** start **
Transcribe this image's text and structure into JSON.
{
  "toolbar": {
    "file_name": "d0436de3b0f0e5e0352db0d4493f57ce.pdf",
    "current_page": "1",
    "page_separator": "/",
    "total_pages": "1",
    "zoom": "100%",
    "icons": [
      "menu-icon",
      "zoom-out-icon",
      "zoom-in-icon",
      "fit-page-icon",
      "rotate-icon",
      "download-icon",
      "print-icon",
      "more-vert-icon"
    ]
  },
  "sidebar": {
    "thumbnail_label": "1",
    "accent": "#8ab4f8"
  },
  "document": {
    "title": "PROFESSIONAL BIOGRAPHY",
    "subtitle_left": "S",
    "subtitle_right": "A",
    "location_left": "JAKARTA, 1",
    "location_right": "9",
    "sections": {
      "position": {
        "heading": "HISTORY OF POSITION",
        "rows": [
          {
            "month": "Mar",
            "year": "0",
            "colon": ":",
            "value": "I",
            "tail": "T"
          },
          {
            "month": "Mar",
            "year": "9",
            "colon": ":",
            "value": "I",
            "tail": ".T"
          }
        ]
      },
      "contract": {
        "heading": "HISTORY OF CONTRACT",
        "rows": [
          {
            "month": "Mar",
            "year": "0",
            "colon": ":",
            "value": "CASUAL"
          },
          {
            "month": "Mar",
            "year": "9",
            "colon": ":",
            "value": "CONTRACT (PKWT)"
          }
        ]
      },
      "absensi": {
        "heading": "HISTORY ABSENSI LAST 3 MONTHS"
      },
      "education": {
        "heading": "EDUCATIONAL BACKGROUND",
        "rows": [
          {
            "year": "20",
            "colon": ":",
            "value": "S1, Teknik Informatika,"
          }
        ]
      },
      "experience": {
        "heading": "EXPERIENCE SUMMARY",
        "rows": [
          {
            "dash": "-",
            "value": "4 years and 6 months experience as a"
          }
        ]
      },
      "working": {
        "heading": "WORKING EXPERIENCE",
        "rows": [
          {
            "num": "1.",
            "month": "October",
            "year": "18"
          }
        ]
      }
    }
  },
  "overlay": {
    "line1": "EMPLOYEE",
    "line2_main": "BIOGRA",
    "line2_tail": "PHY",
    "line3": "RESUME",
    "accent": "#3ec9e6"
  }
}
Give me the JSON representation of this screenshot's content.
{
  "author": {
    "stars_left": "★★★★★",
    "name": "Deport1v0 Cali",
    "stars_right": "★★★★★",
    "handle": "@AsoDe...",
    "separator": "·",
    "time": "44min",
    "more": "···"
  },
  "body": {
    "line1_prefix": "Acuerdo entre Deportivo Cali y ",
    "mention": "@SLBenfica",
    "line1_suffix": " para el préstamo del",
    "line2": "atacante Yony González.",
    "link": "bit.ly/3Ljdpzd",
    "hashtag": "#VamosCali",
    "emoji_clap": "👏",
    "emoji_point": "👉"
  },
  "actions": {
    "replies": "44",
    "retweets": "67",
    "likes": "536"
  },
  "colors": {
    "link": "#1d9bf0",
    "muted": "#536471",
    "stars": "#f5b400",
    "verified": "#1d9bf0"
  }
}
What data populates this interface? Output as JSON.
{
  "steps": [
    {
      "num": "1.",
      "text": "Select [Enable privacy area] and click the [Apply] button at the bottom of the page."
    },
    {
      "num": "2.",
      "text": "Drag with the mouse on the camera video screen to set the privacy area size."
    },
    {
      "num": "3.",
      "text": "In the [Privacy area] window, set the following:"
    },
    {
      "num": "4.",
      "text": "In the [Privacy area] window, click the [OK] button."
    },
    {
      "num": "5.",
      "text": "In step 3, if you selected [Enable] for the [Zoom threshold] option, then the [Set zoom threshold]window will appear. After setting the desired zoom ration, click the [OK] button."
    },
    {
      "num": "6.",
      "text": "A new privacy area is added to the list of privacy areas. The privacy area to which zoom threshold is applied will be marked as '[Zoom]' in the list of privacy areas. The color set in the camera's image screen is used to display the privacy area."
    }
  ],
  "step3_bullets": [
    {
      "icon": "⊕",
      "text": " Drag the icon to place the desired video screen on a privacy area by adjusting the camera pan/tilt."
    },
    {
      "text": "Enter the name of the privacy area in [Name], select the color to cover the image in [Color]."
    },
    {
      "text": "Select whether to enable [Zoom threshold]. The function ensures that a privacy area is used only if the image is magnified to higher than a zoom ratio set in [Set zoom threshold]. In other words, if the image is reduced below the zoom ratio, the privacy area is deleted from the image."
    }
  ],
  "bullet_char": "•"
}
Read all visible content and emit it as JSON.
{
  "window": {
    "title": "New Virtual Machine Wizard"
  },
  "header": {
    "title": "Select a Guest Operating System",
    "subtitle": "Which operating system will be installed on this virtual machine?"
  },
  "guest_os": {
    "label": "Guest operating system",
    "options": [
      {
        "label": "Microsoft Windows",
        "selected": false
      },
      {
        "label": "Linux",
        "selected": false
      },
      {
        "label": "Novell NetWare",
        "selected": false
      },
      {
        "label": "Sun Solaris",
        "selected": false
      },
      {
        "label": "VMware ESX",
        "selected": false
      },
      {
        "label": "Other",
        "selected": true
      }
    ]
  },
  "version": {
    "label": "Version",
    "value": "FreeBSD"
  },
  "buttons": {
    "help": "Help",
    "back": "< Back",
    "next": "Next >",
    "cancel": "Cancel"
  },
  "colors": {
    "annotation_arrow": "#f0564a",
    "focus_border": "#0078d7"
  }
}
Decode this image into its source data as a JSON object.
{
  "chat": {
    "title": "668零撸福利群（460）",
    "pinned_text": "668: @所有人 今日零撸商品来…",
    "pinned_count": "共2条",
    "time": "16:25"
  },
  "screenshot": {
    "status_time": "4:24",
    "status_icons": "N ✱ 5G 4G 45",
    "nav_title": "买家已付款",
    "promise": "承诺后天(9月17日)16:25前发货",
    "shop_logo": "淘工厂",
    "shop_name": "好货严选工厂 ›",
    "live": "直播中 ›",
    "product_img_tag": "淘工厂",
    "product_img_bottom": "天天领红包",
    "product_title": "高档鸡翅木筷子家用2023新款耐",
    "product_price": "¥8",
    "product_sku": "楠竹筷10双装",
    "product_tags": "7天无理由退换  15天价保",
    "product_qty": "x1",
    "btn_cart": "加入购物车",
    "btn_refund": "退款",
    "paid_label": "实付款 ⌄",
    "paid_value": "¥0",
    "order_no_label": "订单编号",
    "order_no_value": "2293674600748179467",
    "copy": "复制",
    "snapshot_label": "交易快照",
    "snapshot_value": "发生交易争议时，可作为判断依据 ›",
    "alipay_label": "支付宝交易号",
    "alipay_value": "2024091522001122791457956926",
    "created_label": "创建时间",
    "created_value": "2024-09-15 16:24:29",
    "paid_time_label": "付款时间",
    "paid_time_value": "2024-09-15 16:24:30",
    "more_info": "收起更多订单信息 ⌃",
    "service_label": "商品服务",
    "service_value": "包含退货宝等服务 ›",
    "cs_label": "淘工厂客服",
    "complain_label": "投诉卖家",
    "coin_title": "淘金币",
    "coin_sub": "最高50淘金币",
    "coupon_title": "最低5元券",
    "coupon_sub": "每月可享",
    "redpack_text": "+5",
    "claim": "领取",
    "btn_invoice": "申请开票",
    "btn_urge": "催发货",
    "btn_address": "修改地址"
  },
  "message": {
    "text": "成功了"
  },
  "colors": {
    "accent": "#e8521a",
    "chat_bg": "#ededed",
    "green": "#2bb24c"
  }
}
** end **
### REQUEST
Retype every entry word for word.

### WORKED SOLUTION
Transcribe this image's text and structure into JSON.
{
  "toolbar": {
    "file_name": "d0436de3b0f0e5e0352db0d4493f57ce.pdf",
    "current_page": "1",
    "page_separator": "/",
    "total_pages": "1",
    "zoom": "100%",
    "icons": [
      "menu-icon",
      "zoom-out-icon",
      "zoom-in-icon",
      "fit-page-icon",
      "rotate-icon",
      "download-icon",
      "print-icon",
      "more-vert-icon"
    ]
  },
  "sidebar": {
    "thumbnail_label": "1",
    "accent": "#8ab4f8"
  },
  "document": {
    "title": "PROFESSIONAL BIOGRAPHY",
    "subtitle_left": "S",
    "subtitle_right": "A",
    "location_left": "JAKARTA, 1",
    "location_right": "9",
    "sections": {
      "position": {
        "heading": "HISTORY OF POSITION",
        "rows": [
          {
            "month": "Mar",
            "year": "0",
            "colon": ":",
            "value": "I",
            "tail": "T"
          },
          {
            "month": "Mar",
            "year": "9",
            "colon": ":",
            "value": "I",
            "tail": ".T"
          }
        ]
      },
      "contract": {
        "heading": "HISTORY OF CONTRACT",
        "rows": [
          {
            "month": "Mar",
            "year": "0",
            "colon": ":",
            "value": "CASUAL"
          },
          {
            "month": "Mar",
            "year": "9",
            "colon": ":",
            "value": "CONTRACT (PKWT)"
          }
        ]
      },
      "absensi": {
        "heading": "HISTORY ABSENSI LAST 3 MONTHS"
      },
      "education": {
        "heading": "EDUCATIONAL BACKGROUND",
        "rows": [
          {
            "year": "20",
            "colon": ":",
            "value": "S1, Teknik Informatika,"
          }
        ]
      },
      "experience": {
        "heading": "EXPERIENCE SUMMARY",
        "rows": [
          {
            "dash": "-",
            "value": "4 years and 6 months experience as a"
          }
        ]
      },
      "working": {
        "heading": "WORKING EXPERIENCE",
        "rows": [
          {
            "num": "1.",
            "month": "October",
            "year": "18"
          }
        ]
      }
    }
  },
  "overlay": {
    "line1": "EMPLOYEE",
    "line2_main": "BIOGRA",
    "line2_tail": "PHY",
    "line3": "RESUME",
    "accent": "#3ec9e6"
  }
}
Give me the JSON representation of this screenshot's content.
{
  "author": {
    "stars_left": "★★★★★",
    "name": "Deport1v0 Cali",
    "stars_right": "★★★★★",
    "handle": "@AsoDe...",
    "separator": "·",
    "time": "44min",
    "more": "···"
  },
  "body": {
    "line1_prefix": "Acuerdo entre Deportivo Cali y ",
    "mention": "@SLBenfica",
    "line1_suffix": " para el préstamo del",
    "line2": "atacante Yony González.",
    "link": "bit.ly/3Ljdpzd",
    "hashtag": "#VamosCali",
    "emoji_clap": "👏",
    "emoji_point": "👉"
  },
  "actions": {
    "replies": "44",
    "retweets": "67",
    "likes": "536"
  },
  "colors": {
    "link": "#1d9bf0",
    "muted": "#536471",
    "stars": "#f5b400",
    "verified": "#1d9bf0"
  }
}
What data populates this interface? Output as JSON.
{
  "steps": [
    {
      "num": "1.",
      "text": "Select [Enable privacy area] and click the [Apply] button at the bottom of the page."
    },
    {
      "num": "2.",
      "text": "Drag with the mouse on the camera video screen to set the privacy area size."
    },
    {
      "num": "3.",
      "text": "In the [Privacy area] window, set the following:"
    },
    {
      "num": "4.",
      "text": "In the [Privacy area] window, click the [OK] button."
    },
    {
      "num": "5.",
      "text": "In step 3, if you selected [Enable] for the [Zoom threshold] option, then the [Set zoom threshold]window will appear. After setting the desired zoom ration, click the [OK] button."
    },
    {
      "num": "6.",
      "text": "A new privacy area is added to the list of privacy areas. The privacy area to which zoom threshold is applied will be marked as '[Zoom]' in the list of privacy areas. The color set in the camera's image screen is used to display the privacy area."
    }
  ],
  "step3_bullets": [
    {
      "icon": "⊕",
      "text": " Drag the icon to place the desired video screen on a privacy area by adjusting the camera pan/tilt."
    },
    {
      "text": "Enter the name of the privacy area in [Name], select the color to cover the image in [Color]."
    },
    {
      "text": "Select whether to enable [Zoom threshold]. The function ensures that a privacy area is used only if the image is magnified to higher than a zoom ratio set in [Set zoom threshold]. In other words, if the image is reduced below the zoom ratio, the privacy area is deleted from the image."
    }
  ],
  "bullet_char": "•"
}
Read all visible content and emit it as JSON.
{
  "window": {
    "title": "New Virtual Machine Wizard"
  },
  "header": {
    "title": "Select a Guest Operating System",
    "subtitle": "Which operating system will be installed on this virtual machine?"
  },
  "guest_os": {
    "label": "Guest operating system",
    "options": [
      {
        "label": "Microsoft Windows",
        "selected": false
      },
      {
        "label": "Linux",
        "selected": false
      },
      {
        "label": "Novell NetWare",
        "selected": false
      },
      {
        "label": "Sun Solaris",
        "selected": false
      },
      {
        "label": "VMware ESX",
        "selected": false
      },
      {
        "label": "Other",
        "selected": true
      }
    ]
  },
  "version": {
    "label": "Version",
    "value": "FreeBSD"
  },
  "buttons": {
    "help": "Help",
    "back": "< Back",
    "next": "Next >",
    "cancel": "Cancel"
  },
  "colors": {
    "annotation_arrow": "#f0564a",
    "focus_border": "#0078d7"
  }
}
Decode this image into its source data as a JSON object.
{
  "chat": {
    "title": "668零撸福利群（460）",
    "pinned_text": "668: @所有人 今日零撸商品来…",
    "pinned_count": "共2条",
    "time": "16:25"
  },
  "screenshot": {
    "status_time": "4:24",
    "status_icons": "N ✱ 5G 4G 45",
    "nav_title": "买家已付款",
    "promise": "承诺后天(9月17日)16:25前发货",
    "shop_logo": "淘工厂",
    "shop_name": "好货严选工厂 ›",
    "live": "直播中 ›",
    "product_img_tag": "淘工厂",
    "product_img_bottom": "天天领红包",
    "product_title": "高档鸡翅木筷子家用2023新款耐",
    "product_price": "¥8",
    "product_sku": "楠竹筷10双装",
    "product_tags": "7天无理由退换  15天价保",
    "product_qty": "x1",
    "btn_cart": "加入购物车",
    "btn_refund": "退款",
    "paid_label": "实付款 ⌄",
    "paid_value": "¥0",
    "order_no_label": "订单编号",
    "order_no_value": "2293674600748179467",
    "copy": "复制",
    "snapshot_label": "交易快照",
    "snapshot_value": "发生交易争议时，可作为判断依据 ›",
    "alipay_label": "支付宝交易号",
    "alipay_value": "2024091522001122791457956926",
    "created_label": "创建时间",
    "created_value": "2024-09-15 16:24:29",
    "paid_time_label": "付款时间",
    "paid_time_value": "2024-09-15 16:24:30",
    "more_info": "收起更多订单信息 ⌃",
    "service_label": "商品服务",
    "service_value": "包含退货宝等服务 ›",
    "cs_label": "淘工厂客服",
    "complain_label": "投诉卖家",
    "coin_title": "淘金币",
    "coin_sub": "最高50淘金币",
    "coupon_title": "最低5元券",
    "coupon_sub": "每月可享",
    "redpack_text": "+5",
    "claim": "领取",
    "btn_invoice": "申请开票",
    "btn_urge": "催发货",
    "btn_address": "修改地址"
  },
  "message": {
    "text": "成功了"
  },
  "colors": {
    "accent": "#e8521a",
    "chat_bg": "#ededed",
    "green": "#2bb24c"
  }
}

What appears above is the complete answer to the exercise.